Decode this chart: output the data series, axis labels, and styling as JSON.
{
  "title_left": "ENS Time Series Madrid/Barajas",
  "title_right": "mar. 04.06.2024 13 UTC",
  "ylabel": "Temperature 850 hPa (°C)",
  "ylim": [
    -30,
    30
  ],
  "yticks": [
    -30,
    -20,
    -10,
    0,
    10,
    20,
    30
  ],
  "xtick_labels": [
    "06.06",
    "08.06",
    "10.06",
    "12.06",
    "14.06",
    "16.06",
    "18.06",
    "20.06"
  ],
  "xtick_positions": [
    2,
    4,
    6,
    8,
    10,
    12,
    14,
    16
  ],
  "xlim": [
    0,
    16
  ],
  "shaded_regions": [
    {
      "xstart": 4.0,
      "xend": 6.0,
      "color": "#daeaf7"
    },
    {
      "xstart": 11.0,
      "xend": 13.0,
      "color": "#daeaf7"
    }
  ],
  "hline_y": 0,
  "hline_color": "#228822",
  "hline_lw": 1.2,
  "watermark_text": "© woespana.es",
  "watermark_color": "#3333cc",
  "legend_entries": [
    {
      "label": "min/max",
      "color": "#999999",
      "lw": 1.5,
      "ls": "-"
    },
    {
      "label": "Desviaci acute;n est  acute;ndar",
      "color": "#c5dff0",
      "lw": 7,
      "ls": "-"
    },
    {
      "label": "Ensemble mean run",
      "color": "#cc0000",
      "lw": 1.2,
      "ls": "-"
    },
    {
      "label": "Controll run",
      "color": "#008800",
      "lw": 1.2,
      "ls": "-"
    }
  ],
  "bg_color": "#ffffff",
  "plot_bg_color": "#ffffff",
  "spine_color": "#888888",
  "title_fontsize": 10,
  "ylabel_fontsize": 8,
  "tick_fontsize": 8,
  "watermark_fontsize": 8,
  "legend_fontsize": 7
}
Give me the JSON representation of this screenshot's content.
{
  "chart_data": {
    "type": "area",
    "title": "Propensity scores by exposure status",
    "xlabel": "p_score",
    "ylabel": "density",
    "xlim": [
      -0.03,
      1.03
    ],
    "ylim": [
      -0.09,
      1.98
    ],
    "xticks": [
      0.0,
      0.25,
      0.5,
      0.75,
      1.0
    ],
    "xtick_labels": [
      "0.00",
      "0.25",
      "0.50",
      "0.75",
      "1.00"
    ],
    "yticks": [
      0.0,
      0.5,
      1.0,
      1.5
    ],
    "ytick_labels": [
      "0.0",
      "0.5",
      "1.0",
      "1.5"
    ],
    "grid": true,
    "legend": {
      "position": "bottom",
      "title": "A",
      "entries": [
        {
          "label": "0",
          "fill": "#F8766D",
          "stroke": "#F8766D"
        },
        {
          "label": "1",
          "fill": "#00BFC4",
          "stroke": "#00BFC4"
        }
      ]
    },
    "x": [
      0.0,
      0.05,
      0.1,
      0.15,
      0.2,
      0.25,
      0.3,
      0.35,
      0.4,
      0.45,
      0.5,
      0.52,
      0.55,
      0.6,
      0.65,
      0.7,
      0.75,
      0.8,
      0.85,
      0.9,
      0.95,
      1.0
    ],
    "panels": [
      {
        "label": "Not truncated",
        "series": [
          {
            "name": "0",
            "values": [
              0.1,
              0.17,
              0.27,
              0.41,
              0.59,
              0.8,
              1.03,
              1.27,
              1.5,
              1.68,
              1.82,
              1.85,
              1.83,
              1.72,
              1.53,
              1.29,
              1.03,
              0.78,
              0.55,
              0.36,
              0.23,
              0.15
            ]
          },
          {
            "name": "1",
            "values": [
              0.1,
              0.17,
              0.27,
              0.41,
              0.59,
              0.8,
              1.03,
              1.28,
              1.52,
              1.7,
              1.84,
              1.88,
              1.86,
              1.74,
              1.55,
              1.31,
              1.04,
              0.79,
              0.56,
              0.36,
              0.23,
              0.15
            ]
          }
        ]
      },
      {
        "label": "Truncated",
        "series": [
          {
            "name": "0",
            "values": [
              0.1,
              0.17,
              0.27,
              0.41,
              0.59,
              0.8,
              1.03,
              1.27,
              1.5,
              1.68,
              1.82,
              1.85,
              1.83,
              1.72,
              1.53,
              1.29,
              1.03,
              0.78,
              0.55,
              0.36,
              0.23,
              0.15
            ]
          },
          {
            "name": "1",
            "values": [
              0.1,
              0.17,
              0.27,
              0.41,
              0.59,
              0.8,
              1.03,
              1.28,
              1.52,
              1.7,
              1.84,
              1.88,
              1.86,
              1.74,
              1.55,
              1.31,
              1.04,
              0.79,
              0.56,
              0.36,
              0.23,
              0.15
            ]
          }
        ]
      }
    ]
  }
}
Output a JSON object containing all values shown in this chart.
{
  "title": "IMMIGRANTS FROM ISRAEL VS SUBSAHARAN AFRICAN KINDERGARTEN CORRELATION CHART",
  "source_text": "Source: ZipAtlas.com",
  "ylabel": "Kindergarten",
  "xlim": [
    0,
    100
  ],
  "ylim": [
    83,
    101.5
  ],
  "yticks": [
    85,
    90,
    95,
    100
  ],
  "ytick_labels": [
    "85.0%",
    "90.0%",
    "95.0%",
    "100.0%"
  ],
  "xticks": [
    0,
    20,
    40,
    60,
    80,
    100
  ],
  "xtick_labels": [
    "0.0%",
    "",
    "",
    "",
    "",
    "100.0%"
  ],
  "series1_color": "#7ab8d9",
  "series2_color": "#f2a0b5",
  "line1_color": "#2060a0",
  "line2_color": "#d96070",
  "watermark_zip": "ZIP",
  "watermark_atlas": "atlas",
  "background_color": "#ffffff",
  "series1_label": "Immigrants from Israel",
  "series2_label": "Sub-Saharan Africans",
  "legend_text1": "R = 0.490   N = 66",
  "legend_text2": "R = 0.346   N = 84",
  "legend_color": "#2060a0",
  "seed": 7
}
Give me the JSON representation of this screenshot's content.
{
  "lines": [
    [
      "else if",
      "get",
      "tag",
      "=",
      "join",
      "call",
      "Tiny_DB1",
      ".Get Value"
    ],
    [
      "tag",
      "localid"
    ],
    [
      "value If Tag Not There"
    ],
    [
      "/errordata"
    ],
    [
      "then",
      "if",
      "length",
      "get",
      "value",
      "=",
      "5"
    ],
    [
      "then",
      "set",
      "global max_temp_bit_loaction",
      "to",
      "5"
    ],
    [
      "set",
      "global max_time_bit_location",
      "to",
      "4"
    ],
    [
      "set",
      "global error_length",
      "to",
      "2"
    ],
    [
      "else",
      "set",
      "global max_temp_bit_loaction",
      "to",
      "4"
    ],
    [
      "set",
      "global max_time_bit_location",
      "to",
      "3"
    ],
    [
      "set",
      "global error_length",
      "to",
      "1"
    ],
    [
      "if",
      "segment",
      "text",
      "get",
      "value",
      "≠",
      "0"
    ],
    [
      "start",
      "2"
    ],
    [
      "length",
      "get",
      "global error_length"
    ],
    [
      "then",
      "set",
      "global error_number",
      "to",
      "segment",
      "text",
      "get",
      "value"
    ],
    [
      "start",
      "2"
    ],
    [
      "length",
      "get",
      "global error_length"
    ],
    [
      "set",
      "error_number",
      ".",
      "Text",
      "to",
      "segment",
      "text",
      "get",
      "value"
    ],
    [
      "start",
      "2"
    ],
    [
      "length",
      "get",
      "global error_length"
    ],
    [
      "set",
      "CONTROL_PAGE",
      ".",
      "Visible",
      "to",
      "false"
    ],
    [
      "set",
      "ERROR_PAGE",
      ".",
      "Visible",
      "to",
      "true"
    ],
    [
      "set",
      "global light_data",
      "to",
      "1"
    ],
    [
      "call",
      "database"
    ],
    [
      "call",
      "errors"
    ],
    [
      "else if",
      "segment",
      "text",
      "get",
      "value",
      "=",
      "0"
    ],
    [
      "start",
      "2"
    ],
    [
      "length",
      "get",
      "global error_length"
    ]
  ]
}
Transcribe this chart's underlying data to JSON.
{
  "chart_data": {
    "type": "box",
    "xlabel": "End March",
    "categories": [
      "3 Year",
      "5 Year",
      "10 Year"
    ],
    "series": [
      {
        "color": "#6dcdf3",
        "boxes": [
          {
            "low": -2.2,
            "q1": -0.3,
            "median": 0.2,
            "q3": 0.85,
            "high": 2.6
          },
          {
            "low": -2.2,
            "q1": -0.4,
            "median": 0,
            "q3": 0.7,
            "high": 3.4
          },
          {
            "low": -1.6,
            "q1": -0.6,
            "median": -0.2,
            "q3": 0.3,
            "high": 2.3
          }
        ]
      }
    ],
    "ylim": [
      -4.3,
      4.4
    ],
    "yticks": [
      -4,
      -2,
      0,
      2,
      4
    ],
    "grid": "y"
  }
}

[DESCRIPTION OF THE TASK]: Repeat only the stretch of lines starting at the one containing "Transcribe this chart's" and running to the final line of the entries above.

[EXERCISE SOLUTION]:
Transcribe this chart's underlying data to JSON.
{
  "chart_data": {
    "type": "box",
    "xlabel": "End March",
    "categories": [
      "3 Year",
      "5 Year",
      "10 Year"
    ],
    "series": [
      {
        "color": "#6dcdf3",
        "boxes": [
          {
            "low": -2.2,
            "q1": -0.3,
            "median": 0.2,
            "q3": 0.85,
            "high": 2.6
          },
          {
            "low": -2.2,
            "q1": -0.4,
            "median": 0,
            "q3": 0.7,
            "high": 3.4
          },
          {
            "low": -1.6,
            "q1": -0.6,
            "median": -0.2,
            "q3": 0.3,
            "high": 2.3
          }
        ]
      }
    ],
    "ylim": [
      -4.3,
      4.4
    ],
    "yticks": [
      -4,
      -2,
      0,
      2,
      4
    ],
    "grid": "y"
  }
}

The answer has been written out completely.